Aim of the task =>
Exclude images, then output the remaining data verbatim.

Exercise input =>

# # #

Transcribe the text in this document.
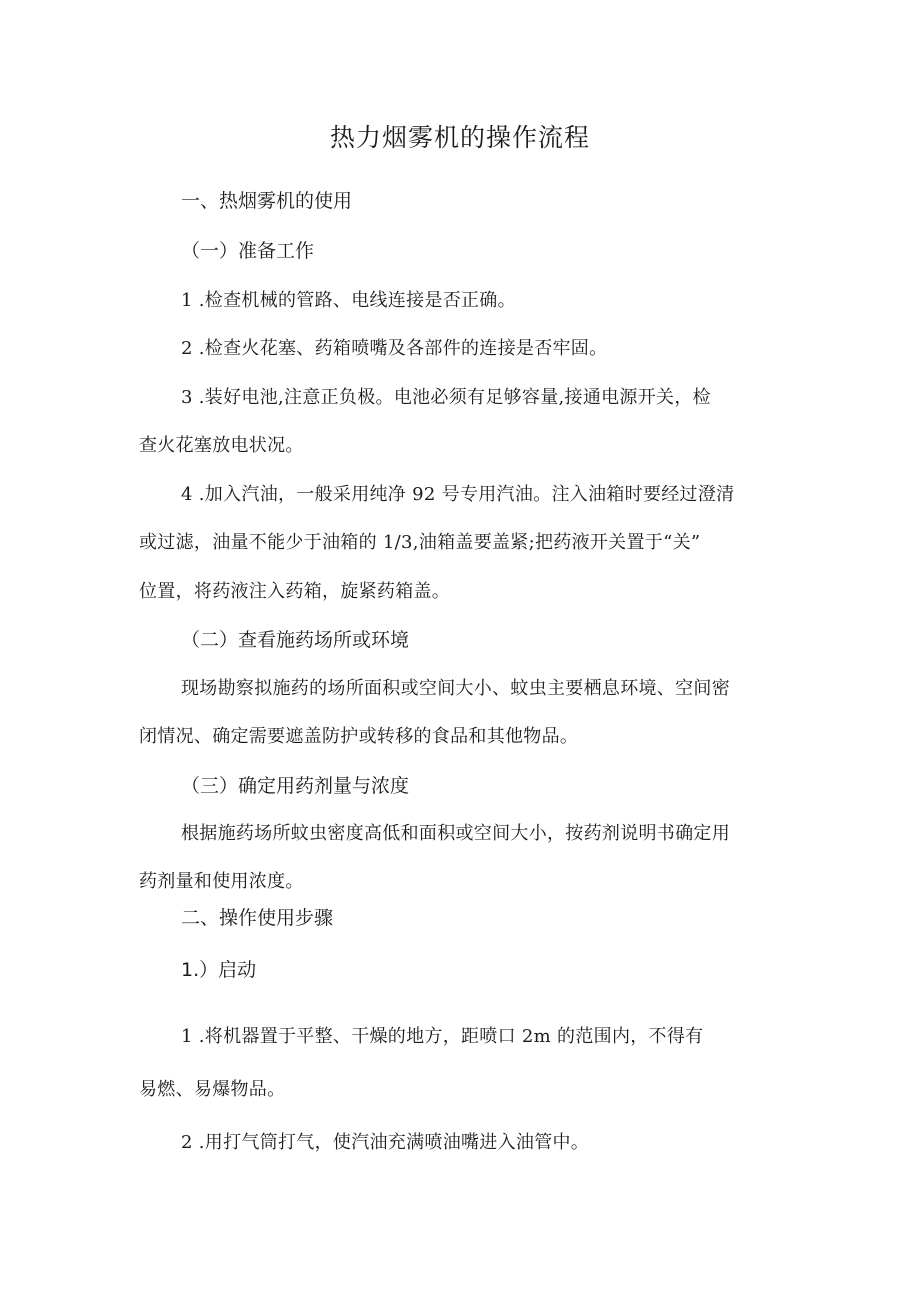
热力烟雾机的操作流程
一、热烟雾机的使用
（一）准备工作
1 .检查机械的管路、电线连接是否正确。
2 .检查火花塞、药箱喷嘴及各部件的连接是否牢固。
3 .装好电池,注意正负极。电池必须有足够容量,接通电源开关，检
查火花塞放电状况。
4 .加入汽油，一般采用纯净 92 号专用汽油。注入油箱时要经过澄清
或过滤，油量不能少于油箱的 1/3,油箱盖要盖紧;把药液开关置于“关”
位置，将药液注入药箱，旋紧药箱盖。
（二）查看施药场所或环境
现场勘察拟施药的场所面积或空间大小、蚊虫主要栖息环境、空间密
闭情况、确定需要遮盖防护或转移的食品和其他物品。
（三）确定用药剂量与浓度
根据施药场所蚊虫密度高低和面积或空间大小，按药剂说明书确定用
药剂量和使用浓度。
二、操作使用步骤
1.）启动
1 .将机器置于平整、干燥的地方，距喷口 2m 的范围内，不得有
易燃、易爆物品。
2 .用打气筒打气，使汽油充满喷油嘴进入油管中。
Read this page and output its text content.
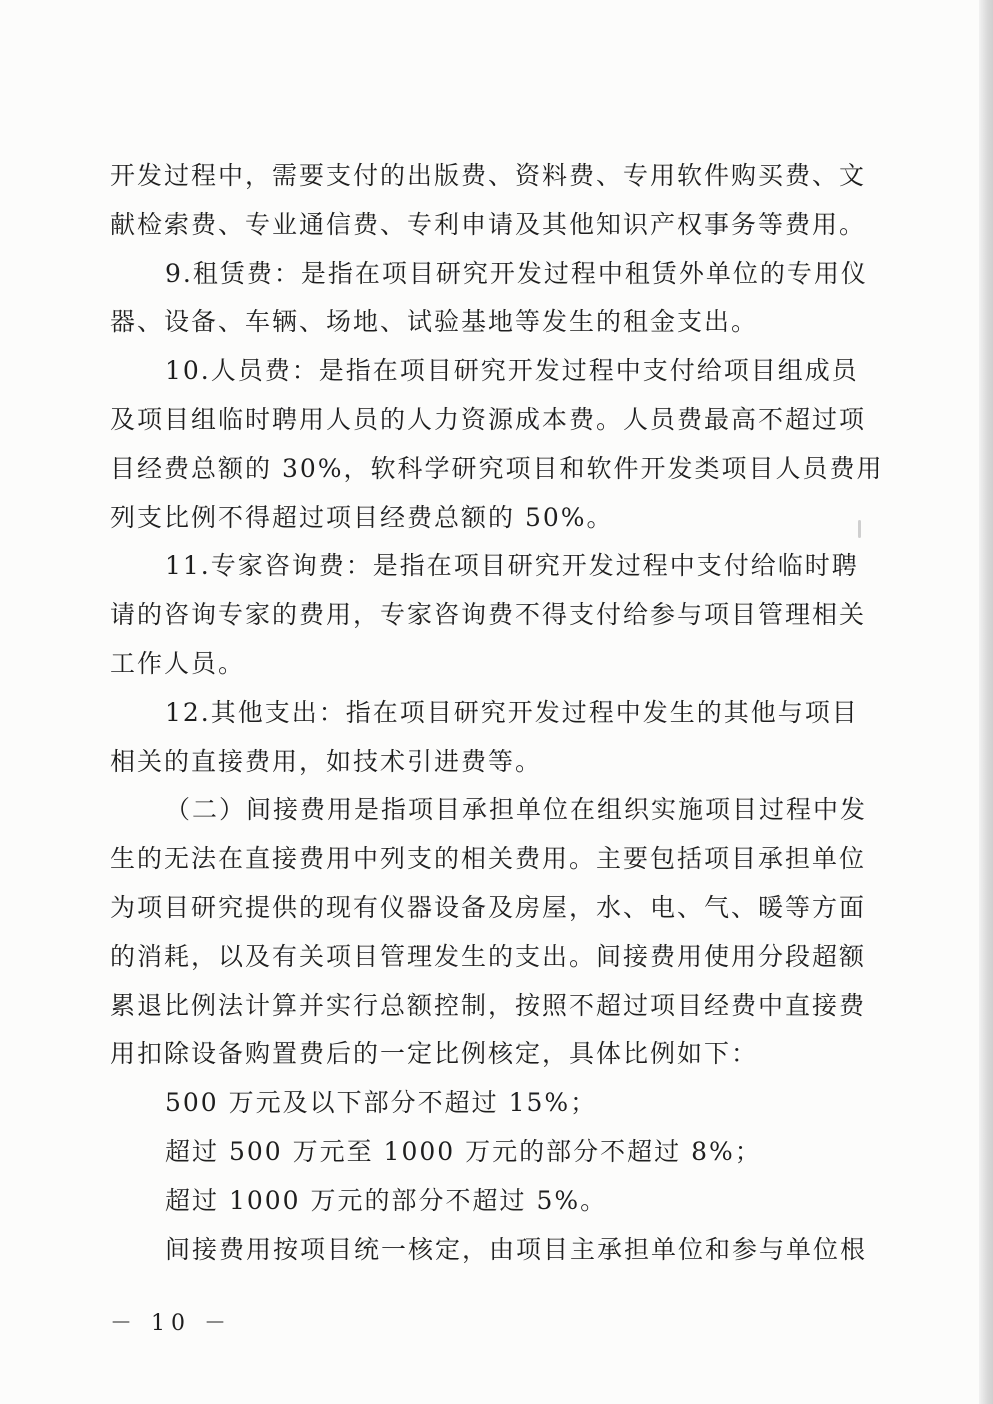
开发过程中，需要支付的出版费、资料费、专用软件购买费、文
献检索费、专业通信费、专利申请及其他知识产权事务等费用。
9.租赁费：是指在项目研究开发过程中租赁外单位的专用仪
器、设备、车辆、场地、试验基地等发生的租金支出。
10.人员费：是指在项目研究开发过程中支付给项目组成员
及项目组临时聘用人员的人力资源成本费。人员费最高不超过项
目经费总额的 30%，软科学研究项目和软件开发类项目人员费用
列支比例不得超过项目经费总额的 50%。
11.专家咨询费：是指在项目研究开发过程中支付给临时聘
请的咨询专家的费用，专家咨询费不得支付给参与项目管理相关
工作人员。
12.其他支出：指在项目研究开发过程中发生的其他与项目
相关的直接费用，如技术引进费等。
（二）间接费用是指项目承担单位在组织实施项目过程中发
生的无法在直接费用中列支的相关费用。主要包括项目承担单位
为项目研究提供的现有仪器设备及房屋，水、电、气、暖等方面
的消耗，以及有关项目管理发生的支出。间接费用使用分段超额
累退比例法计算并实行总额控制，按照不超过项目经费中直接费
用扣除设备购置费后的一定比例核定，具体比例如下：
500 万元及以下部分不超过 15%；
超过 500 万元至 1000 万元的部分不超过 8%；
超过 1000 万元的部分不超过 5%。
间接费用按项目统一核定，由项目主承担单位和参与单位根
－ 10 －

# # #

Worked answer =>
Transcribe the text in this document.
热力烟雾机的操作流程
一、热烟雾机的使用
（一）准备工作
1 .检查机械的管路、电线连接是否正确。
2 .检查火花塞、药箱喷嘴及各部件的连接是否牢固。
3 .装好电池,注意正负极。电池必须有足够容量,接通电源开关，检
查火花塞放电状况。
4 .加入汽油，一般采用纯净 92 号专用汽油。注入油箱时要经过澄清
或过滤，油量不能少于油箱的 1/3,油箱盖要盖紧;把药液开关置于“关”
位置，将药液注入药箱，旋紧药箱盖。
（二）查看施药场所或环境
现场勘察拟施药的场所面积或空间大小、蚊虫主要栖息环境、空间密
闭情况、确定需要遮盖防护或转移的食品和其他物品。
（三）确定用药剂量与浓度
根据施药场所蚊虫密度高低和面积或空间大小，按药剂说明书确定用
药剂量和使用浓度。
二、操作使用步骤
1.）启动
1 .将机器置于平整、干燥的地方，距喷口 2m 的范围内，不得有
易燃、易爆物品。
2 .用打气筒打气，使汽油充满喷油嘴进入油管中。
Read this page and output its text content.
开发过程中，需要支付的出版费、资料费、专用软件购买费、文
献检索费、专业通信费、专利申请及其他知识产权事务等费用。
9.租赁费：是指在项目研究开发过程中租赁外单位的专用仪
器、设备、车辆、场地、试验基地等发生的租金支出。
10.人员费：是指在项目研究开发过程中支付给项目组成员
及项目组临时聘用人员的人力资源成本费。人员费最高不超过项
目经费总额的 30%，软科学研究项目和软件开发类项目人员费用
列支比例不得超过项目经费总额的 50%。
11.专家咨询费：是指在项目研究开发过程中支付给临时聘
请的咨询专家的费用，专家咨询费不得支付给参与项目管理相关
工作人员。
12.其他支出：指在项目研究开发过程中发生的其他与项目
相关的直接费用，如技术引进费等。
（二）间接费用是指项目承担单位在组织实施项目过程中发
生的无法在直接费用中列支的相关费用。主要包括项目承担单位
为项目研究提供的现有仪器设备及房屋，水、电、气、暖等方面
的消耗，以及有关项目管理发生的支出。间接费用使用分段超额
累退比例法计算并实行总额控制，按照不超过项目经费中直接费
用扣除设备购置费后的一定比例核定，具体比例如下：
500 万元及以下部分不超过 15%；
超过 500 万元至 1000 万元的部分不超过 8%；
超过 1000 万元的部分不超过 5%。
间接费用按项目统一核定，由项目主承担单位和参与单位根
－ 10 －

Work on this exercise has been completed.